* Start Record extracts *

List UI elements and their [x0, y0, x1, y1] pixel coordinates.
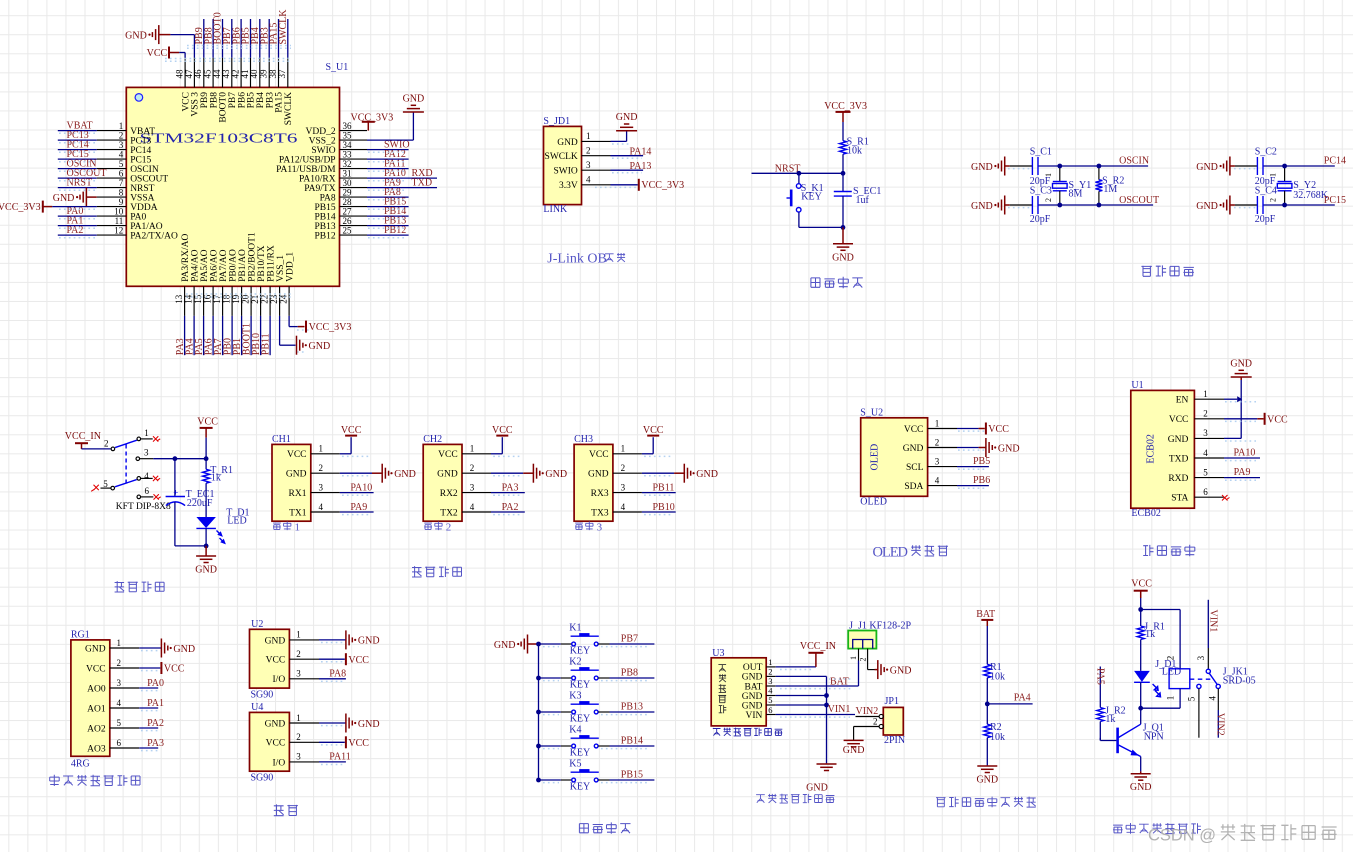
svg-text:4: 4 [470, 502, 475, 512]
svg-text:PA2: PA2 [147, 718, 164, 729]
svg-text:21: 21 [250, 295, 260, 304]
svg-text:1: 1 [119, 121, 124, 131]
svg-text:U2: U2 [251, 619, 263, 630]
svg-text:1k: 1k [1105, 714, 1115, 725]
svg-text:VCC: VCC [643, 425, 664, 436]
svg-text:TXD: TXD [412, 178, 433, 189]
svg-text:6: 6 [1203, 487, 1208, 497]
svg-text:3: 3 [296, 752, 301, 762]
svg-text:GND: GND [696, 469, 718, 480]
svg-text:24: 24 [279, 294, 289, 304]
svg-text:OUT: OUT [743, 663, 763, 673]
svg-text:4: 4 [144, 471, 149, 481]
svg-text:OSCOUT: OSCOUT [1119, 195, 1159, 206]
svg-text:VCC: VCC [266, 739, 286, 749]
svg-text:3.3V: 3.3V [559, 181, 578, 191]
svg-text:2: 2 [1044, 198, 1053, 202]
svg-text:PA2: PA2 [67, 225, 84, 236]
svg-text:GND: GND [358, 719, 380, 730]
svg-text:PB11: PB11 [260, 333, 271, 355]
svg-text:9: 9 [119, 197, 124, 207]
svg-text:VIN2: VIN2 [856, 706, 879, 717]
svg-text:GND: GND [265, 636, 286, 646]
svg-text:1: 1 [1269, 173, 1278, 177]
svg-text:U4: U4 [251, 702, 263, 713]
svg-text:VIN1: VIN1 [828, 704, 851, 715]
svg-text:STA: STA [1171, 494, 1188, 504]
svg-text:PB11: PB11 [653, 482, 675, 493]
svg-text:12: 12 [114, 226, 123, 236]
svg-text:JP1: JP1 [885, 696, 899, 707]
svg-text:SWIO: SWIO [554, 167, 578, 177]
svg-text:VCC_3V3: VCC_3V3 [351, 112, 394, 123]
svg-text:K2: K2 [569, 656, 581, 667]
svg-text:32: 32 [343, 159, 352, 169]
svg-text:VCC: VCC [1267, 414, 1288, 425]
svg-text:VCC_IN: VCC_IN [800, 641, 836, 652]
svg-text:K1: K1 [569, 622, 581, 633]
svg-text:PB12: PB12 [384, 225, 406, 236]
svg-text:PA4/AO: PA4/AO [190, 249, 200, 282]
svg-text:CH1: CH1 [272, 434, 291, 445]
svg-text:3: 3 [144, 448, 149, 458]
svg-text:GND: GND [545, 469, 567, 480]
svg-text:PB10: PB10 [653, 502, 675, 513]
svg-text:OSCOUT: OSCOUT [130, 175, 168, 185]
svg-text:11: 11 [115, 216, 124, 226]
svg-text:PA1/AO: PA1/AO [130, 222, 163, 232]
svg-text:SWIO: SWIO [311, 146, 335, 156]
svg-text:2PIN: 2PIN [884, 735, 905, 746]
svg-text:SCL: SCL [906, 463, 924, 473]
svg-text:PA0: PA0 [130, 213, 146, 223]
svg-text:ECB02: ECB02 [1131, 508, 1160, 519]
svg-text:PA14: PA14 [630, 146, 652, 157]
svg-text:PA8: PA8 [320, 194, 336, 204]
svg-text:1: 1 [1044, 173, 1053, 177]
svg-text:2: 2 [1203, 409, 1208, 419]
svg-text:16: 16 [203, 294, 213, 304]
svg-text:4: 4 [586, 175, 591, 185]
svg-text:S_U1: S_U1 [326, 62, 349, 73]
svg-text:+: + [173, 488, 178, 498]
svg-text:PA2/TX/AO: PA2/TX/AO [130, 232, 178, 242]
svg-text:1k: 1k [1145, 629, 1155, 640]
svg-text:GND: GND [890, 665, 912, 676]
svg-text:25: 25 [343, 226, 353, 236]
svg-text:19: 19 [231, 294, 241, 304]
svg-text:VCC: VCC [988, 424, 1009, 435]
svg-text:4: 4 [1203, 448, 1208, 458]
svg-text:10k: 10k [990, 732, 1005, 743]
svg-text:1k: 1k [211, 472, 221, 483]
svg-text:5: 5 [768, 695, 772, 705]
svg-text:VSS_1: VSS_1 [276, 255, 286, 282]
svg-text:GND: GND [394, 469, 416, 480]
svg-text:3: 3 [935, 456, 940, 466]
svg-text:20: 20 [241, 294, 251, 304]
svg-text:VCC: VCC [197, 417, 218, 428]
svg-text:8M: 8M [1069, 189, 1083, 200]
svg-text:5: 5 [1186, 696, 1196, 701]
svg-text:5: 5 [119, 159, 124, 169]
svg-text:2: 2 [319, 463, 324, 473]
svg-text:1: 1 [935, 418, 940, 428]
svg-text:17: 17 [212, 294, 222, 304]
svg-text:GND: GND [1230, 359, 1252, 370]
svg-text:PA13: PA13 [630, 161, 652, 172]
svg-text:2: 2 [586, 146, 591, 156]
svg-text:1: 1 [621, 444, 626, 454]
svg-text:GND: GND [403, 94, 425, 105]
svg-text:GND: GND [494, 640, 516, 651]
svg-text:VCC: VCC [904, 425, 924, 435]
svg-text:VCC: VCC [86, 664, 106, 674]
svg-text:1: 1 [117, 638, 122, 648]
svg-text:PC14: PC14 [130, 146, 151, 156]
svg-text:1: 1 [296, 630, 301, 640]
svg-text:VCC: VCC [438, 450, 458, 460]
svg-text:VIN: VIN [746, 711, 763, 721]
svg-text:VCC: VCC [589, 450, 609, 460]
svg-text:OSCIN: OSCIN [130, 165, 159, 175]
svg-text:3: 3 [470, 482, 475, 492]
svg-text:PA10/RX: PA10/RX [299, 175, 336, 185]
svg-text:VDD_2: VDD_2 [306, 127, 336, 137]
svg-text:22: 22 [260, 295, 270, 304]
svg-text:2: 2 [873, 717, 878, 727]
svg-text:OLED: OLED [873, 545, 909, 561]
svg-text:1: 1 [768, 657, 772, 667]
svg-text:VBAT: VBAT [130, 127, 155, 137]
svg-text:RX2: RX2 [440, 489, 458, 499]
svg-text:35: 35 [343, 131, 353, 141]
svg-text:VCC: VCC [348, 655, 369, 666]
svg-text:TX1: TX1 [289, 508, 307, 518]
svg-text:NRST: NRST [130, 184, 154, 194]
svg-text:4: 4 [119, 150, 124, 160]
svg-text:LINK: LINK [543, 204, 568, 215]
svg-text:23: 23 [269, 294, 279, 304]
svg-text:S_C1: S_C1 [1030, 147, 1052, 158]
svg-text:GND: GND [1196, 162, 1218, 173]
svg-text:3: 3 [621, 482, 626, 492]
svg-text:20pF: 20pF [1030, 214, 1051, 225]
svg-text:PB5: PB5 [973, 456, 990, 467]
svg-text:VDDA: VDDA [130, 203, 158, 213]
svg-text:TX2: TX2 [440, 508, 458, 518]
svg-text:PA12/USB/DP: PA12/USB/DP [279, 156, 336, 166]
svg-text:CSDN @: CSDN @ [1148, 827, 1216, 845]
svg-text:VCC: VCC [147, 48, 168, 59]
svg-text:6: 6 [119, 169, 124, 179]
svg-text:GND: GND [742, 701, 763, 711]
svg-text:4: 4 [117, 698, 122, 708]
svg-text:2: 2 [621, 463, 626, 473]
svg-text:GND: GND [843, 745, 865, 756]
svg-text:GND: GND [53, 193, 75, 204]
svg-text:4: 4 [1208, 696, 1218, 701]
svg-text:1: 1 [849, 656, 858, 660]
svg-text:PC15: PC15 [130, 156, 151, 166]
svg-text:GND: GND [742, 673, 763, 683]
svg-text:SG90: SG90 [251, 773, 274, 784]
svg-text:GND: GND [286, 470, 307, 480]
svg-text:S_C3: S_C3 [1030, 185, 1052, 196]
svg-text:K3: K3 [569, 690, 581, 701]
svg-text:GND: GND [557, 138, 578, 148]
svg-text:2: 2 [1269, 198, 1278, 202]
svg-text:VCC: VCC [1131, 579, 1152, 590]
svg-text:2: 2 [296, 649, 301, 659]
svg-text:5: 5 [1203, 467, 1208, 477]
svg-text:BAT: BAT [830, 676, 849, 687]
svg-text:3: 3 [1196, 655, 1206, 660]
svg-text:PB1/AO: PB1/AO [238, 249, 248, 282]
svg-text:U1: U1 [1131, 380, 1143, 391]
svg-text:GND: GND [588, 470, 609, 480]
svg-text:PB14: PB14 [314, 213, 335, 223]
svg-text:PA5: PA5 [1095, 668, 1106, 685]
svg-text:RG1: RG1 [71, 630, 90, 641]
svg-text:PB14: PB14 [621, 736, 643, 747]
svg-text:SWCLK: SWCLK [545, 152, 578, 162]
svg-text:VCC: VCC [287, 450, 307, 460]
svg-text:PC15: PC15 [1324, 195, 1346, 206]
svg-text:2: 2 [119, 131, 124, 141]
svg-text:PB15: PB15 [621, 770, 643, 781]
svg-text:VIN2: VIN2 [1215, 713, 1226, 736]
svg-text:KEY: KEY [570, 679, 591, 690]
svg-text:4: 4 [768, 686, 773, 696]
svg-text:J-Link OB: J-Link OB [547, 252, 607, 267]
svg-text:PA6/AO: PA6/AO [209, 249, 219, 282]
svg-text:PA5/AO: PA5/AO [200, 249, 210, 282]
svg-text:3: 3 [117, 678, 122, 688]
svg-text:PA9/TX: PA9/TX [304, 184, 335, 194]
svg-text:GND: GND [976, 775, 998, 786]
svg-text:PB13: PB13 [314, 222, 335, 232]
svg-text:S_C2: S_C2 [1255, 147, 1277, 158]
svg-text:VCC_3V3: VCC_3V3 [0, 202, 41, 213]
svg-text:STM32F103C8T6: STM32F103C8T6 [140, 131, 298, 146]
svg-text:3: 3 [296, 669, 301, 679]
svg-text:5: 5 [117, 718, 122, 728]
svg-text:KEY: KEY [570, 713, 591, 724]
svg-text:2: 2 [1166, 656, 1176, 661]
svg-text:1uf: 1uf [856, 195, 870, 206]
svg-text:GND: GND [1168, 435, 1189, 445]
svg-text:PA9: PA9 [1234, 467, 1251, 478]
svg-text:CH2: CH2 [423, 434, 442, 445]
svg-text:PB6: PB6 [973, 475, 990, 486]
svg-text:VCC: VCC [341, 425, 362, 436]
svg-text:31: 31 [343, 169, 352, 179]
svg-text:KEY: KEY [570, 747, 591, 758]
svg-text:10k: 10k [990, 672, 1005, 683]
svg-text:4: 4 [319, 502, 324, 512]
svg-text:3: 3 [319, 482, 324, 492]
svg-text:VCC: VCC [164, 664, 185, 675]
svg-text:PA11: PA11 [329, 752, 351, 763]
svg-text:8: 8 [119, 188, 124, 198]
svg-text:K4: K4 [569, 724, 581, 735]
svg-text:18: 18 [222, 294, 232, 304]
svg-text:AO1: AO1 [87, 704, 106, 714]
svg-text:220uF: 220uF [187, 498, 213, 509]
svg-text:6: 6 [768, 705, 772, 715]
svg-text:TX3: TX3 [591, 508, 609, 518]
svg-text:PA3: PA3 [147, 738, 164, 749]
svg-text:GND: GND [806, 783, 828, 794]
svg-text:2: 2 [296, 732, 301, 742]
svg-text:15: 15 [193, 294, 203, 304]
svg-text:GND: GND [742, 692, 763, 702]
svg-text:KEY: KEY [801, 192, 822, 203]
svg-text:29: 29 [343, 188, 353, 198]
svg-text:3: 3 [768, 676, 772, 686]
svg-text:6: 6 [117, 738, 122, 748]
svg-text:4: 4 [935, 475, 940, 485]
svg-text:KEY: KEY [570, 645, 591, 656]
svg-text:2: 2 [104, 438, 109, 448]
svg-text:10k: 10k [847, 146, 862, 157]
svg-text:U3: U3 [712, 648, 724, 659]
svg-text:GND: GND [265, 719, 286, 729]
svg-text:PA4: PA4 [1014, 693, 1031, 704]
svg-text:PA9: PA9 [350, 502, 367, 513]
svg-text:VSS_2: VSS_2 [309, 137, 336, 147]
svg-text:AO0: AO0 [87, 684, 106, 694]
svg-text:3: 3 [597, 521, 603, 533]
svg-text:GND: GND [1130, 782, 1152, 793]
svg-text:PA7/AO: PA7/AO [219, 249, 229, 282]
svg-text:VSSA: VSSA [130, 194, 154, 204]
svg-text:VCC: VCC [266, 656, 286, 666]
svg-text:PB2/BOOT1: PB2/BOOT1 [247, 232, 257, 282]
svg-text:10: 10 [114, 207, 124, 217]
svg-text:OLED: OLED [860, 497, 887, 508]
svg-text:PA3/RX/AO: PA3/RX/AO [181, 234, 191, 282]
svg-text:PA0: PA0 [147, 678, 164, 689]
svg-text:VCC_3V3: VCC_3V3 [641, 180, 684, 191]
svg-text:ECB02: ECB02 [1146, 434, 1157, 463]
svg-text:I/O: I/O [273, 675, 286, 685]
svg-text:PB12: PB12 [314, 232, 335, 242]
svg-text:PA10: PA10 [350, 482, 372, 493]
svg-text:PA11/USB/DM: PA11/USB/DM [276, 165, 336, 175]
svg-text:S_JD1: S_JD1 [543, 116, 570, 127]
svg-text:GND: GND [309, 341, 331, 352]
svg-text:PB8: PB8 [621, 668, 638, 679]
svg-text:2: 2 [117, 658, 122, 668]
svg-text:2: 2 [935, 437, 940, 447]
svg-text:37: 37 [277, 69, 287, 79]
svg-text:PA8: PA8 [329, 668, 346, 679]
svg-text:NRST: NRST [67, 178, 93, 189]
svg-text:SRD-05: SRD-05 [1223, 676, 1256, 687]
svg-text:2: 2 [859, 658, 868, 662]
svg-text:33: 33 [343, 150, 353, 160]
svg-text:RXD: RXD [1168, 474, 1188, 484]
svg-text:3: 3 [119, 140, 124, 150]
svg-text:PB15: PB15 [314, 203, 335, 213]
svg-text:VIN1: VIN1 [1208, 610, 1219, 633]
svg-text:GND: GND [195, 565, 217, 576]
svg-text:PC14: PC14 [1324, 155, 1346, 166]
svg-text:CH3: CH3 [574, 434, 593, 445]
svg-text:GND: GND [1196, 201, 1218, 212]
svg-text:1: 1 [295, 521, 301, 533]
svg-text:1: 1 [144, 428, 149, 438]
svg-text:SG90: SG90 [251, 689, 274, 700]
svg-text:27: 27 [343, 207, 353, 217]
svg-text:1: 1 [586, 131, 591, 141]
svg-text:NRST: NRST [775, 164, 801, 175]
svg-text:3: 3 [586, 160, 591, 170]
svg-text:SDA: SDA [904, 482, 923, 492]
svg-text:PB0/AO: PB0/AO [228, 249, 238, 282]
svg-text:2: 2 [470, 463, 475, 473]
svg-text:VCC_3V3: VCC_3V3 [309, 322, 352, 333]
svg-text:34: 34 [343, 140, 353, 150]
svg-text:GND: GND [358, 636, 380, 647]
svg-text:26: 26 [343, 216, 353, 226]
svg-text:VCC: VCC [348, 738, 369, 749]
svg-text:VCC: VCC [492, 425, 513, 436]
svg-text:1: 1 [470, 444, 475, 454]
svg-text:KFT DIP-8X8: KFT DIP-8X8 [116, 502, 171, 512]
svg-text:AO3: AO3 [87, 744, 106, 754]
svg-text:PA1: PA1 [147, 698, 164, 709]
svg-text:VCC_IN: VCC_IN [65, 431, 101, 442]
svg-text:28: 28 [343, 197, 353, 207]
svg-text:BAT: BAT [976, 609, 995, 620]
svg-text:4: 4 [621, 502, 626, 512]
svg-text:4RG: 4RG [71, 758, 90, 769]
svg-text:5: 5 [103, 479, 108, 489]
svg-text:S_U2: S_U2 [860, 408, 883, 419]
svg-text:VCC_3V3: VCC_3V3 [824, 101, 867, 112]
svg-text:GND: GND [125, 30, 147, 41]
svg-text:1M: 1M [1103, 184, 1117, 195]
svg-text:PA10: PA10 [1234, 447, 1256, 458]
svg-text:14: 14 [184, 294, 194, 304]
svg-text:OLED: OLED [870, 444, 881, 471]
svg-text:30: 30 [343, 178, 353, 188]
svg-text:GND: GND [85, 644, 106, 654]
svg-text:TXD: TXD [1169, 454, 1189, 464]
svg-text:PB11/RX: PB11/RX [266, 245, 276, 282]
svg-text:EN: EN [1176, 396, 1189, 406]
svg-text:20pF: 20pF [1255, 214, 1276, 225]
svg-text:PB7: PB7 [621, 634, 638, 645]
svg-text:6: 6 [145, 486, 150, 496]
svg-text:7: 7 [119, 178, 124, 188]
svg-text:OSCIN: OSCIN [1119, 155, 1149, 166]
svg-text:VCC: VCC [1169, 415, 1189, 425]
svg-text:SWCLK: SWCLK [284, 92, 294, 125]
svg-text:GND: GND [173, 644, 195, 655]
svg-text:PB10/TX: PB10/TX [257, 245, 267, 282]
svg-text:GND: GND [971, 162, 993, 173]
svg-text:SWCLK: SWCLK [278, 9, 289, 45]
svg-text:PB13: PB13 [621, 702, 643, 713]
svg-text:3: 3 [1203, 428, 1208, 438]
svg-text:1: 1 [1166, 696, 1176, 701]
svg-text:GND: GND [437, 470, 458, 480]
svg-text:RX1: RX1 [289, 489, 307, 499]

* End Record extracts *

The task: Show each line in the rows above that contains the string "OSCIN".

Answer to this task:
svg-text:OSCIN: OSCIN [130, 165, 159, 175]
svg-text:OSCIN: OSCIN [1119, 155, 1149, 166]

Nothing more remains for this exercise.